[Collected data]
------------

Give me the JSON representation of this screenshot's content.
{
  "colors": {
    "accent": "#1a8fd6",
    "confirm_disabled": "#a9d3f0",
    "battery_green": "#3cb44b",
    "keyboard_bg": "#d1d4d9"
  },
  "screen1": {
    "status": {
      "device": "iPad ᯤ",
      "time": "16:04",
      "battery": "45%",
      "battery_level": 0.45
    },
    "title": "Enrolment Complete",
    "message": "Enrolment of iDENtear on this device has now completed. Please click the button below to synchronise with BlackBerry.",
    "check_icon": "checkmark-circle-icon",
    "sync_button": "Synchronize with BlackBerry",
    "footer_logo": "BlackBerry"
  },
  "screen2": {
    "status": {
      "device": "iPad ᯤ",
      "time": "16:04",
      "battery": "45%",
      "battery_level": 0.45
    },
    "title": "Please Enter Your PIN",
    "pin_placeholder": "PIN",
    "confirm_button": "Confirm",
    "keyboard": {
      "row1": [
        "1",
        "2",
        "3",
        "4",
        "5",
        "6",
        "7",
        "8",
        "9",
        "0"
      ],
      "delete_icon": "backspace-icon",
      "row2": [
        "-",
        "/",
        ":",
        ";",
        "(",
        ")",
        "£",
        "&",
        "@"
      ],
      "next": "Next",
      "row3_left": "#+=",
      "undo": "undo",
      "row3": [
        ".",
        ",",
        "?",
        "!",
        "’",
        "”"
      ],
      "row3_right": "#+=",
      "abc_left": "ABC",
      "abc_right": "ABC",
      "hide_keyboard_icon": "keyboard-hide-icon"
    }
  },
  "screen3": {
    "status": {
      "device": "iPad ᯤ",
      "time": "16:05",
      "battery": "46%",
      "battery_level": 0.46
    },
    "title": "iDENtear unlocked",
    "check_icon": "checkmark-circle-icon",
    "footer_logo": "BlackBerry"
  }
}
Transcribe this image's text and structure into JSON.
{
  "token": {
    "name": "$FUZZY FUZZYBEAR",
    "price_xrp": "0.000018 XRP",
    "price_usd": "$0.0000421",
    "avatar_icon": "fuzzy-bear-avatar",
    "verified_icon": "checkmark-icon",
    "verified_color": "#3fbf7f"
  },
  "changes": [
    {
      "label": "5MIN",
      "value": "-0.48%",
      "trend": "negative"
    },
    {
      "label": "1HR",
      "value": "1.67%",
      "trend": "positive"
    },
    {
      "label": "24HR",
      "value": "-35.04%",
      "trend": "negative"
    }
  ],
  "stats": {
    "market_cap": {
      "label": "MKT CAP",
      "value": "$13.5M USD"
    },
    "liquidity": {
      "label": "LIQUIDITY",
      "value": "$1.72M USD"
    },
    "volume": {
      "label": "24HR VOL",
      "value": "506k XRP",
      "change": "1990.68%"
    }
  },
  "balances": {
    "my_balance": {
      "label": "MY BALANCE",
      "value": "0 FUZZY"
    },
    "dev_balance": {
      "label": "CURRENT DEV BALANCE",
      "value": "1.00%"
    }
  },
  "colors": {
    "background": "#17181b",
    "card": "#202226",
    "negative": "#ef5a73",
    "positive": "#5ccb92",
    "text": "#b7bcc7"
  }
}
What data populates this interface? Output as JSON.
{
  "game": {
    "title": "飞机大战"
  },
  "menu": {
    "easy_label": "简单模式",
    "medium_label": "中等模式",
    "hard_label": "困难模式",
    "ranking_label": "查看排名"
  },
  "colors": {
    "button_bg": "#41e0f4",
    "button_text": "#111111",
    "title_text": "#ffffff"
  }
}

------------

*THE REQUEST*:
Each entry above is to be printed again exactly.

*OUTPUT OF THE TASK*:
Give me the JSON representation of this screenshot's content.
{
  "colors": {
    "accent": "#1a8fd6",
    "confirm_disabled": "#a9d3f0",
    "battery_green": "#3cb44b",
    "keyboard_bg": "#d1d4d9"
  },
  "screen1": {
    "status": {
      "device": "iPad ᯤ",
      "time": "16:04",
      "battery": "45%",
      "battery_level": 0.45
    },
    "title": "Enrolment Complete",
    "message": "Enrolment of iDENtear on this device has now completed. Please click the button below to synchronise with BlackBerry.",
    "check_icon": "checkmark-circle-icon",
    "sync_button": "Synchronize with BlackBerry",
    "footer_logo": "BlackBerry"
  },
  "screen2": {
    "status": {
      "device": "iPad ᯤ",
      "time": "16:04",
      "battery": "45%",
      "battery_level": 0.45
    },
    "title": "Please Enter Your PIN",
    "pin_placeholder": "PIN",
    "confirm_button": "Confirm",
    "keyboard": {
      "row1": [
        "1",
        "2",
        "3",
        "4",
        "5",
        "6",
        "7",
        "8",
        "9",
        "0"
      ],
      "delete_icon": "backspace-icon",
      "row2": [
        "-",
        "/",
        ":",
        ";",
        "(",
        ")",
        "£",
        "&",
        "@"
      ],
      "next": "Next",
      "row3_left": "#+=",
      "undo": "undo",
      "row3": [
        ".",
        ",",
        "?",
        "!",
        "’",
        "”"
      ],
      "row3_right": "#+=",
      "abc_left": "ABC",
      "abc_right": "ABC",
      "hide_keyboard_icon": "keyboard-hide-icon"
    }
  },
  "screen3": {
    "status": {
      "device": "iPad ᯤ",
      "time": "16:05",
      "battery": "46%",
      "battery_level": 0.46
    },
    "title": "iDENtear unlocked",
    "check_icon": "checkmark-circle-icon",
    "footer_logo": "BlackBerry"
  }
}
Transcribe this image's text and structure into JSON.
{
  "token": {
    "name": "$FUZZY FUZZYBEAR",
    "price_xrp": "0.000018 XRP",
    "price_usd": "$0.0000421",
    "avatar_icon": "fuzzy-bear-avatar",
    "verified_icon": "checkmark-icon",
    "verified_color": "#3fbf7f"
  },
  "changes": [
    {
      "label": "5MIN",
      "value": "-0.48%",
      "trend": "negative"
    },
    {
      "label": "1HR",
      "value": "1.67%",
      "trend": "positive"
    },
    {
      "label": "24HR",
      "value": "-35.04%",
      "trend": "negative"
    }
  ],
  "stats": {
    "market_cap": {
      "label": "MKT CAP",
      "value": "$13.5M USD"
    },
    "liquidity": {
      "label": "LIQUIDITY",
      "value": "$1.72M USD"
    },
    "volume": {
      "label": "24HR VOL",
      "value": "506k XRP",
      "change": "1990.68%"
    }
  },
  "balances": {
    "my_balance": {
      "label": "MY BALANCE",
      "value": "0 FUZZY"
    },
    "dev_balance": {
      "label": "CURRENT DEV BALANCE",
      "value": "1.00%"
    }
  },
  "colors": {
    "background": "#17181b",
    "card": "#202226",
    "negative": "#ef5a73",
    "positive": "#5ccb92",
    "text": "#b7bcc7"
  }
}
What data populates this interface? Output as JSON.
{
  "game": {
    "title": "飞机大战"
  },
  "menu": {
    "easy_label": "简单模式",
    "medium_label": "中等模式",
    "hard_label": "困难模式",
    "ranking_label": "查看排名"
  },
  "colors": {
    "button_bg": "#41e0f4",
    "button_text": "#111111",
    "title_text": "#ffffff"
  }
}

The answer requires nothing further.